### Objective
Report only the number of lines in this material that include "surdité".

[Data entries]
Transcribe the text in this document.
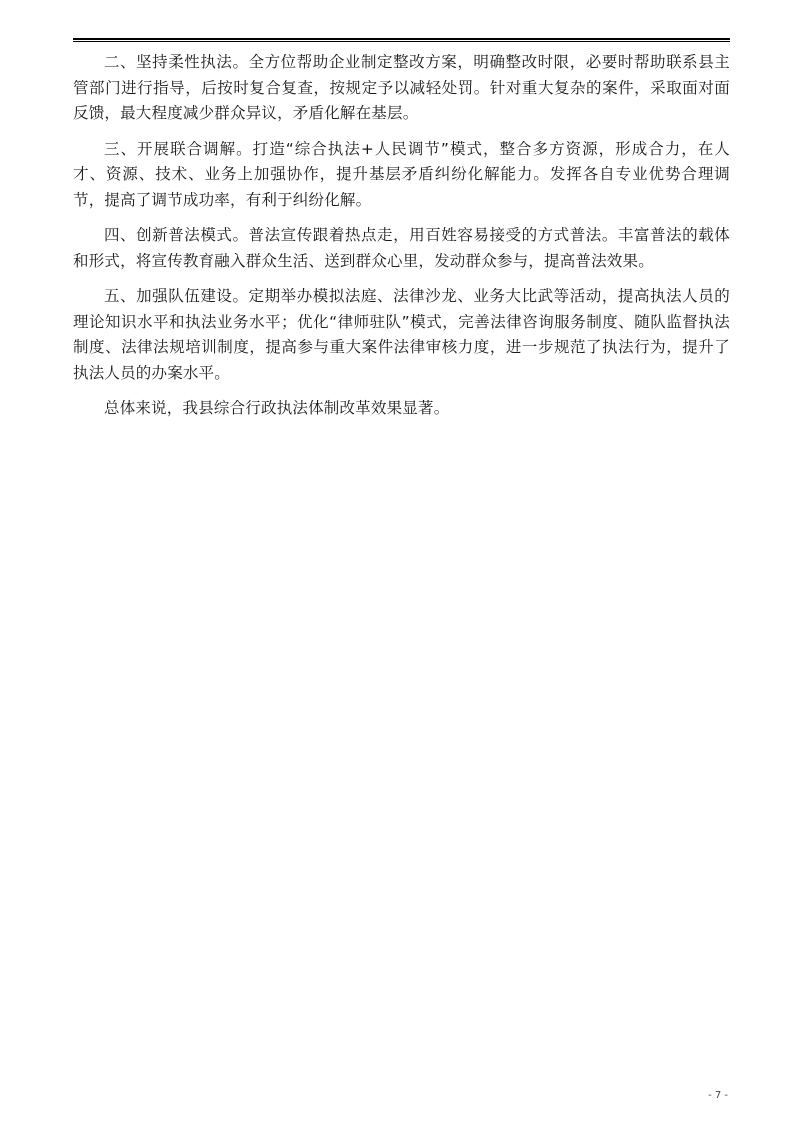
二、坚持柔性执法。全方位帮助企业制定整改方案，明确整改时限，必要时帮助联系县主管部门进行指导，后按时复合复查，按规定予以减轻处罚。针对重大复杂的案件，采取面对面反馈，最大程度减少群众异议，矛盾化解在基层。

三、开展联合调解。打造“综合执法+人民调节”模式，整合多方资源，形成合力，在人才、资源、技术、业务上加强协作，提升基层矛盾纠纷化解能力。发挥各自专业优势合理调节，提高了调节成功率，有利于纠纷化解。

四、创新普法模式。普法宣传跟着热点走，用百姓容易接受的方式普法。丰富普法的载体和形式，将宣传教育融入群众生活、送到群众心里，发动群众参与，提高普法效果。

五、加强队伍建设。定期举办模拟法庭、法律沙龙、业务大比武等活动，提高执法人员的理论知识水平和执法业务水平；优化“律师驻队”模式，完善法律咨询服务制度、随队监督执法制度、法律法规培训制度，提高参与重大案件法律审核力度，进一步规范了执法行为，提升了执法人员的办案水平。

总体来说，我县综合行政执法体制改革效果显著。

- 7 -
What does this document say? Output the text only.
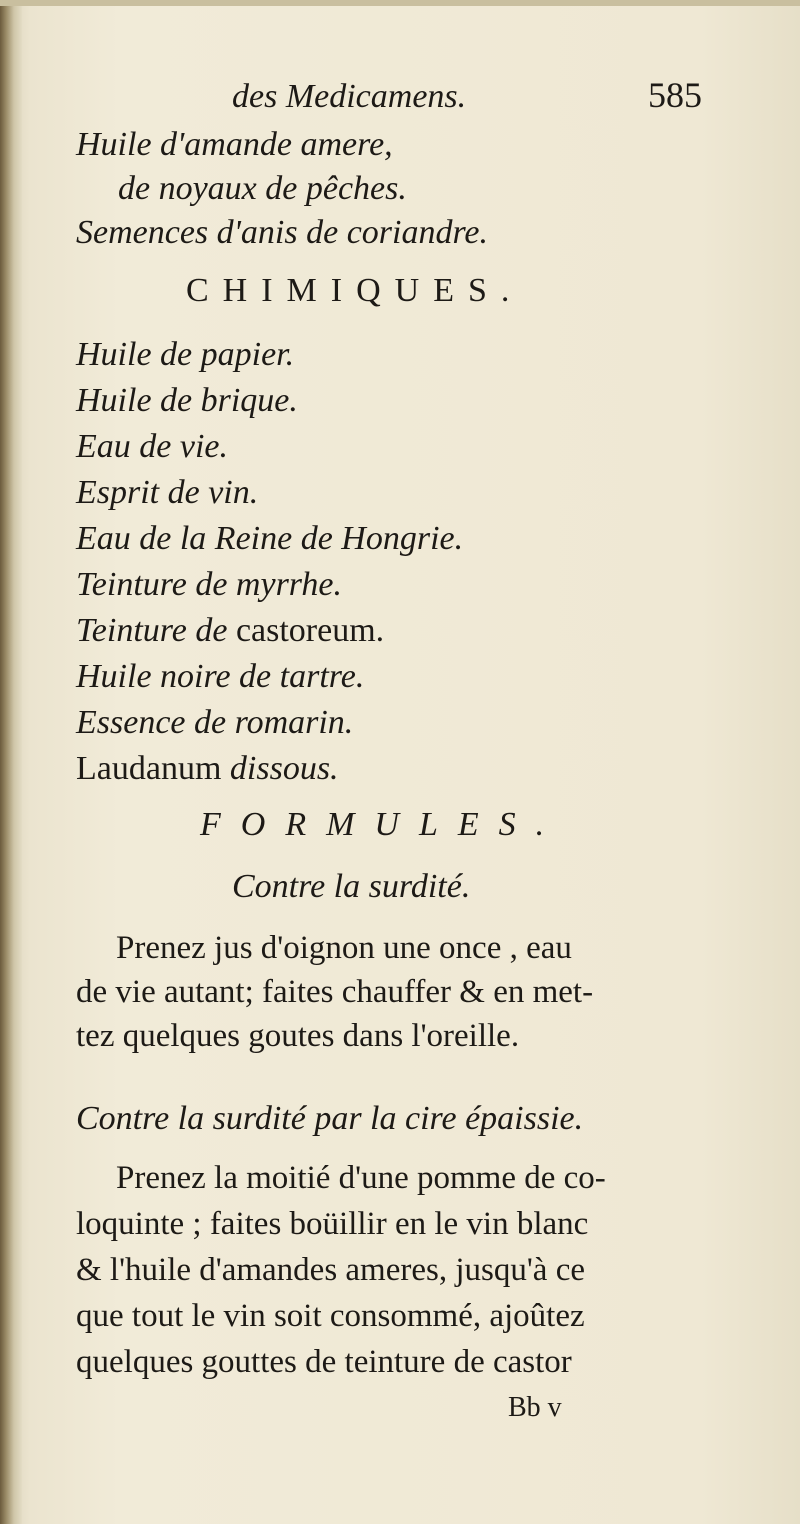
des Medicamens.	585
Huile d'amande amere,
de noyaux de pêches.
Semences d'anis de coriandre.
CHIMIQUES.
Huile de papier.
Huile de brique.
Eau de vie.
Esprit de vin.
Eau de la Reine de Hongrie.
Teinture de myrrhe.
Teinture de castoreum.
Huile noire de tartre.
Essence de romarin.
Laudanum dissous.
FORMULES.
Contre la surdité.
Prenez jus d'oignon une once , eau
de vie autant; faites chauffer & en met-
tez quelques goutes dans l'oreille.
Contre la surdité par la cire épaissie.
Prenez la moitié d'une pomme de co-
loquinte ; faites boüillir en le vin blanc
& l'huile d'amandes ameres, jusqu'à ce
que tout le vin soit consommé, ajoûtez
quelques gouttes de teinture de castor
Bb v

### Output below
2